Word for word, give the material below again, minus any images.

* * * *

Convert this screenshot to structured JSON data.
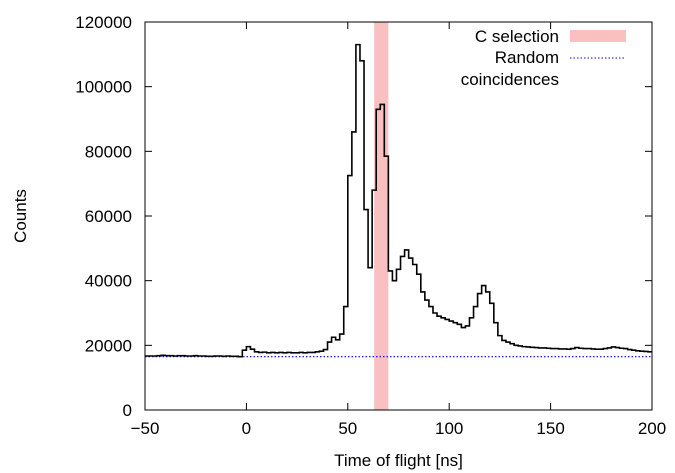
{
  "chart_data": {
    "type": "line",
    "title": "",
    "xlabel": "Time of flight [ns]",
    "ylabel": "Counts",
    "xlim": [
      -50,
      200
    ],
    "ylim": [
      0,
      120000
    ],
    "x_ticks": [
      -50,
      0,
      50,
      100,
      150,
      200
    ],
    "x_tick_labels": [
      "−50",
      "0",
      "50",
      "100",
      "150",
      "200"
    ],
    "y_ticks": [
      0,
      20000,
      40000,
      60000,
      80000,
      100000,
      120000
    ],
    "y_tick_labels": [
      "0",
      "20000",
      "40000",
      "60000",
      "80000",
      "100000",
      "120000"
    ],
    "grid": false,
    "legend_position": "top-right",
    "series": [
      {
        "name": "",
        "style": "step",
        "color": "#000000",
        "bin_width": 2,
        "x": [
          -50,
          -48,
          -46,
          -44,
          -42,
          -40,
          -38,
          -36,
          -34,
          -32,
          -30,
          -28,
          -26,
          -24,
          -22,
          -20,
          -18,
          -16,
          -14,
          -12,
          -10,
          -8,
          -6,
          -4,
          -2,
          0,
          2,
          4,
          6,
          8,
          10,
          12,
          14,
          16,
          18,
          20,
          22,
          24,
          26,
          28,
          30,
          32,
          34,
          36,
          38,
          40,
          42,
          44,
          46,
          48,
          50,
          52,
          54,
          56,
          58,
          60,
          62,
          64,
          66,
          68,
          70,
          72,
          74,
          76,
          78,
          80,
          82,
          84,
          86,
          88,
          90,
          92,
          94,
          96,
          98,
          100,
          102,
          104,
          106,
          108,
          110,
          112,
          114,
          116,
          118,
          120,
          122,
          124,
          126,
          128,
          130,
          132,
          134,
          136,
          138,
          140,
          142,
          144,
          146,
          148,
          150,
          152,
          154,
          156,
          158,
          160,
          162,
          164,
          166,
          168,
          170,
          172,
          174,
          176,
          178,
          180,
          182,
          184,
          186,
          188,
          190,
          192,
          194,
          196,
          198
        ],
        "values": [
          16700,
          16700,
          16700,
          16800,
          16900,
          16800,
          16800,
          16700,
          16800,
          16800,
          16700,
          16700,
          16800,
          16700,
          16700,
          16600,
          16600,
          16700,
          16700,
          16600,
          16700,
          16600,
          16600,
          16500,
          18500,
          19600,
          18800,
          18000,
          17800,
          17900,
          17700,
          17800,
          17700,
          17800,
          17700,
          17800,
          17700,
          17700,
          17800,
          17700,
          17800,
          17800,
          18000,
          18200,
          18700,
          21000,
          22500,
          21700,
          23500,
          32000,
          72500,
          86000,
          113000,
          108000,
          62000,
          44000,
          68000,
          93000,
          94500,
          78500,
          43000,
          40000,
          43500,
          47500,
          49500,
          47000,
          45000,
          42000,
          36500,
          34000,
          32000,
          30000,
          29000,
          28500,
          28000,
          27500,
          27000,
          26500,
          25500,
          26000,
          28500,
          32000,
          36000,
          38500,
          36500,
          33000,
          27000,
          23000,
          21500,
          21000,
          20500,
          20000,
          19800,
          19600,
          19500,
          19400,
          19300,
          19200,
          19200,
          19100,
          19000,
          19000,
          18900,
          18900,
          18800,
          19000,
          19300,
          19100,
          19000,
          19000,
          18900,
          18800,
          18800,
          19000,
          19200,
          19500,
          19300,
          19100,
          19000,
          18700,
          18500,
          18300,
          18200,
          18100,
          18000
        ]
      },
      {
        "name": "Random coincidences",
        "style": "dotted",
        "color": "#0000ff",
        "x": [
          -50,
          200
        ],
        "values": [
          16500,
          16500
        ]
      }
    ],
    "shaded_regions": [
      {
        "name": "C selection",
        "x_range": [
          63,
          70
        ],
        "color": "#f8c0c0"
      }
    ],
    "legend": [
      {
        "label": "C selection",
        "type": "box",
        "color": "#f8c0c0"
      },
      {
        "label": "Random",
        "type": "line",
        "color": "#0000ff"
      },
      {
        "label": "coincidences",
        "type": "none"
      }
    ]
  }
}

* * * *

Completed exercise:
Convert this screenshot to structured JSON data.
{
  "chart_data": {
    "type": "line",
    "title": "",
    "xlabel": "Time of flight [ns]",
    "ylabel": "Counts",
    "xlim": [
      -50,
      200
    ],
    "ylim": [
      0,
      120000
    ],
    "x_ticks": [
      -50,
      0,
      50,
      100,
      150,
      200
    ],
    "x_tick_labels": [
      "−50",
      "0",
      "50",
      "100",
      "150",
      "200"
    ],
    "y_ticks": [
      0,
      20000,
      40000,
      60000,
      80000,
      100000,
      120000
    ],
    "y_tick_labels": [
      "0",
      "20000",
      "40000",
      "60000",
      "80000",
      "100000",
      "120000"
    ],
    "grid": false,
    "legend_position": "top-right",
    "series": [
      {
        "name": "",
        "style": "step",
        "color": "#000000",
        "bin_width": 2,
        "x": [
          -50,
          -48,
          -46,
          -44,
          -42,
          -40,
          -38,
          -36,
          -34,
          -32,
          -30,
          -28,
          -26,
          -24,
          -22,
          -20,
          -18,
          -16,
          -14,
          -12,
          -10,
          -8,
          -6,
          -4,
          -2,
          0,
          2,
          4,
          6,
          8,
          10,
          12,
          14,
          16,
          18,
          20,
          22,
          24,
          26,
          28,
          30,
          32,
          34,
          36,
          38,
          40,
          42,
          44,
          46,
          48,
          50,
          52,
          54,
          56,
          58,
          60,
          62,
          64,
          66,
          68,
          70,
          72,
          74,
          76,
          78,
          80,
          82,
          84,
          86,
          88,
          90,
          92,
          94,
          96,
          98,
          100,
          102,
          104,
          106,
          108,
          110,
          112,
          114,
          116,
          118,
          120,
          122,
          124,
          126,
          128,
          130,
          132,
          134,
          136,
          138,
          140,
          142,
          144,
          146,
          148,
          150,
          152,
          154,
          156,
          158,
          160,
          162,
          164,
          166,
          168,
          170,
          172,
          174,
          176,
          178,
          180,
          182,
          184,
          186,
          188,
          190,
          192,
          194,
          196,
          198
        ],
        "values": [
          16700,
          16700,
          16700,
          16800,
          16900,
          16800,
          16800,
          16700,
          16800,
          16800,
          16700,
          16700,
          16800,
          16700,
          16700,
          16600,
          16600,
          16700,
          16700,
          16600,
          16700,
          16600,
          16600,
          16500,
          18500,
          19600,
          18800,
          18000,
          17800,
          17900,
          17700,
          17800,
          17700,
          17800,
          17700,
          17800,
          17700,
          17700,
          17800,
          17700,
          17800,
          17800,
          18000,
          18200,
          18700,
          21000,
          22500,
          21700,
          23500,
          32000,
          72500,
          86000,
          113000,
          108000,
          62000,
          44000,
          68000,
          93000,
          94500,
          78500,
          43000,
          40000,
          43500,
          47500,
          49500,
          47000,
          45000,
          42000,
          36500,
          34000,
          32000,
          30000,
          29000,
          28500,
          28000,
          27500,
          27000,
          26500,
          25500,
          26000,
          28500,
          32000,
          36000,
          38500,
          36500,
          33000,
          27000,
          23000,
          21500,
          21000,
          20500,
          20000,
          19800,
          19600,
          19500,
          19400,
          19300,
          19200,
          19200,
          19100,
          19000,
          19000,
          18900,
          18900,
          18800,
          19000,
          19300,
          19100,
          19000,
          19000,
          18900,
          18800,
          18800,
          19000,
          19200,
          19500,
          19300,
          19100,
          19000,
          18700,
          18500,
          18300,
          18200,
          18100,
          18000
        ]
      },
      {
        "name": "Random coincidences",
        "style": "dotted",
        "color": "#0000ff",
        "x": [
          -50,
          200
        ],
        "values": [
          16500,
          16500
        ]
      }
    ],
    "shaded_regions": [
      {
        "name": "C selection",
        "x_range": [
          63,
          70
        ],
        "color": "#f8c0c0"
      }
    ],
    "legend": [
      {
        "label": "C selection",
        "type": "box",
        "color": "#f8c0c0"
      },
      {
        "label": "Random",
        "type": "line",
        "color": "#0000ff"
      },
      {
        "label": "coincidences",
        "type": "none"
      }
    ]
  }
}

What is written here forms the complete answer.